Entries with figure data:
━━━

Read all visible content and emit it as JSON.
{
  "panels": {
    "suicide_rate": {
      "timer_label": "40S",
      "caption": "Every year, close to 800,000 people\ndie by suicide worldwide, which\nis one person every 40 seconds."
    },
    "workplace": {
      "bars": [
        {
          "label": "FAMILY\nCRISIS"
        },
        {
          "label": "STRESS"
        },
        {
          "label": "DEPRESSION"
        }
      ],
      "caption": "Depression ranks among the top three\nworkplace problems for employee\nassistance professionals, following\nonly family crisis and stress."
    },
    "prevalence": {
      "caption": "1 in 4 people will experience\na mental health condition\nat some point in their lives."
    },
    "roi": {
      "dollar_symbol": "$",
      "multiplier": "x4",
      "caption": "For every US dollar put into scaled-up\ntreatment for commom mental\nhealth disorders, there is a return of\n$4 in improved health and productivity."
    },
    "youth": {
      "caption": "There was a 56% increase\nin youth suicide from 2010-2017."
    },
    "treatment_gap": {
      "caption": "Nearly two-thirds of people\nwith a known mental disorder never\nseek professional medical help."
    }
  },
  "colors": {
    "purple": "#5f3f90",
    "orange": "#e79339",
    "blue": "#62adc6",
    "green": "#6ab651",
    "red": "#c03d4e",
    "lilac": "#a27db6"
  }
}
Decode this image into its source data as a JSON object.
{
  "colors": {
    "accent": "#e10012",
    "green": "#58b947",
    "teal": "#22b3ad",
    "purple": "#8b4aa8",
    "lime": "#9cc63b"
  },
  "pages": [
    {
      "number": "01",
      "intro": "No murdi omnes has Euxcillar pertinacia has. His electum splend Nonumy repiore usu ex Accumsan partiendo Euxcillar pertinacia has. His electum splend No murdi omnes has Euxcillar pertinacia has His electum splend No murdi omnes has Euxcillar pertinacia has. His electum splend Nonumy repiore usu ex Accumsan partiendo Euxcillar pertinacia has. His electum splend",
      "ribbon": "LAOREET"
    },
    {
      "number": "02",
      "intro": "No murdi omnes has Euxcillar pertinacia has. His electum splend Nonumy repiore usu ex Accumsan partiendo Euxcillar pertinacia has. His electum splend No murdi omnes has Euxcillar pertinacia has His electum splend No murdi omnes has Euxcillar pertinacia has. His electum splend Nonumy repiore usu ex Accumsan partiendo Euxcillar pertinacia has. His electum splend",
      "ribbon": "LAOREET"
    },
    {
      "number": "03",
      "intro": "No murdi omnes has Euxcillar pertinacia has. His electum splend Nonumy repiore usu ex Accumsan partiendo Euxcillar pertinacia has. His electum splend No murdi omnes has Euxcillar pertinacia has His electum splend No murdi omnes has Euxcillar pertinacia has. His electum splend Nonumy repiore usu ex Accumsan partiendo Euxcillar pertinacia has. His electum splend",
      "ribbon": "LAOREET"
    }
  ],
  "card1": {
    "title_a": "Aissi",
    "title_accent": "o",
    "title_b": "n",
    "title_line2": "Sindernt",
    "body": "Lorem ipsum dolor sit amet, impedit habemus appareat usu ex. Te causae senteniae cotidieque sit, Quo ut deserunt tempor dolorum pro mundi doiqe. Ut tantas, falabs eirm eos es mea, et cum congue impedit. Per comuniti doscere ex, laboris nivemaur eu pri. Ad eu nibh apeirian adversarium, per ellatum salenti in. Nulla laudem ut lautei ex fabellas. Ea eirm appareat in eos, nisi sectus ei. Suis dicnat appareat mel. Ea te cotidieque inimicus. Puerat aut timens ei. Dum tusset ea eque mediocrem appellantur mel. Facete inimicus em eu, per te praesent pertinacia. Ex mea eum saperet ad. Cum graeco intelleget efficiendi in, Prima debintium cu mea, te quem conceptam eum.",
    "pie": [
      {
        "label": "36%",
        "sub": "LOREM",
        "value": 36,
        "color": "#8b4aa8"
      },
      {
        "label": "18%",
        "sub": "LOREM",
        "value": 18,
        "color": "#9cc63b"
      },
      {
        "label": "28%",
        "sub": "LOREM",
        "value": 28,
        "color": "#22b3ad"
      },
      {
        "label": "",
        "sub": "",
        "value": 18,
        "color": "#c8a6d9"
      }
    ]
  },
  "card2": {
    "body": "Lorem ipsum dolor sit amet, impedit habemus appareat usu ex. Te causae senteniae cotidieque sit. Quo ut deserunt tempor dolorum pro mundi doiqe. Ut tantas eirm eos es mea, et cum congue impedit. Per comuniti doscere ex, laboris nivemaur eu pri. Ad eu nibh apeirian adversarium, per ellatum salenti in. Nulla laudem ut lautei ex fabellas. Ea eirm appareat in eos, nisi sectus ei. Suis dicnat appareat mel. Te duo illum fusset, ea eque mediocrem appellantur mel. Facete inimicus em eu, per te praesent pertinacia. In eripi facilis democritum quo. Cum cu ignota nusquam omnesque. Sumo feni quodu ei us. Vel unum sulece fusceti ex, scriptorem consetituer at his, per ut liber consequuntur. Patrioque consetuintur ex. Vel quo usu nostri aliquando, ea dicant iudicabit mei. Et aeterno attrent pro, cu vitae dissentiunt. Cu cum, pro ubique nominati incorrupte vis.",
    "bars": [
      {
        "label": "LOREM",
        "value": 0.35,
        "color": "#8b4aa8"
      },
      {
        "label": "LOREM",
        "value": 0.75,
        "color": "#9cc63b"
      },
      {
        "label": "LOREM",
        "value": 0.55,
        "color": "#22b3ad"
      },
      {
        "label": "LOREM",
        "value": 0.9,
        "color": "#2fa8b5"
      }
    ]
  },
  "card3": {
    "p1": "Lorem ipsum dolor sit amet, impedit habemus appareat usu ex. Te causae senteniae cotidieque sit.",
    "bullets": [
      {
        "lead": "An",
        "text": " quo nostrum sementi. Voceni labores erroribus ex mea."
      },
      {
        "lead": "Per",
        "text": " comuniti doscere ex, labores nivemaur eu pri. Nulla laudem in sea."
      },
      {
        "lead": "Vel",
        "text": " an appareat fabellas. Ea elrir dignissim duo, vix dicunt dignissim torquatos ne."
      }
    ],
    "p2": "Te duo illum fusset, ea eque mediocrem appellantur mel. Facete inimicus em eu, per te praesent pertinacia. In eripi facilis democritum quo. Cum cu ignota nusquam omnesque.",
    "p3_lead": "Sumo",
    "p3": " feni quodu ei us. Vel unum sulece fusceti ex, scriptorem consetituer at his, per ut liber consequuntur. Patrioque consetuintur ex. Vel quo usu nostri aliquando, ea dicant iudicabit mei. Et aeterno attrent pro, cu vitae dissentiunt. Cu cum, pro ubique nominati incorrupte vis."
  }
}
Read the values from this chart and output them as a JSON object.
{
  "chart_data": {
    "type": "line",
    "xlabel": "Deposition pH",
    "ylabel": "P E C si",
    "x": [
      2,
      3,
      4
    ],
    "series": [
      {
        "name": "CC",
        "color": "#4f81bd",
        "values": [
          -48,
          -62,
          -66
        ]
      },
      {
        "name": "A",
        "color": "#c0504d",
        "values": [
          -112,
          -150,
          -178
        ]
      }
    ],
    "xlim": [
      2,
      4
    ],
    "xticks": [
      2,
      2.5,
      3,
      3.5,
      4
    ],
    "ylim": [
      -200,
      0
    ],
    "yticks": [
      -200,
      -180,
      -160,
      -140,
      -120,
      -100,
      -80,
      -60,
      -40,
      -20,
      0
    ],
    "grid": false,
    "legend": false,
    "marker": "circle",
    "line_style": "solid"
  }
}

━━━

Given task: Print only the lines from the one with "Read the values" to the end of the records, both included.

Solution to this problem:
Read the values from this chart and output them as a JSON object.
{
  "chart_data": {
    "type": "line",
    "xlabel": "Deposition pH",
    "ylabel": "P E C si",
    "x": [
      2,
      3,
      4
    ],
    "series": [
      {
        "name": "CC",
        "color": "#4f81bd",
        "values": [
          -48,
          -62,
          -66
        ]
      },
      {
        "name": "A",
        "color": "#c0504d",
        "values": [
          -112,
          -150,
          -178
        ]
      }
    ],
    "xlim": [
      2,
      4
    ],
    "xticks": [
      2,
      2.5,
      3,
      3.5,
      4
    ],
    "ylim": [
      -200,
      0
    ],
    "yticks": [
      -200,
      -180,
      -160,
      -140,
      -120,
      -100,
      -80,
      -60,
      -40,
      -20,
      0
    ],
    "grid": false,
    "legend": false,
    "marker": "circle",
    "line_style": "solid"
  }
}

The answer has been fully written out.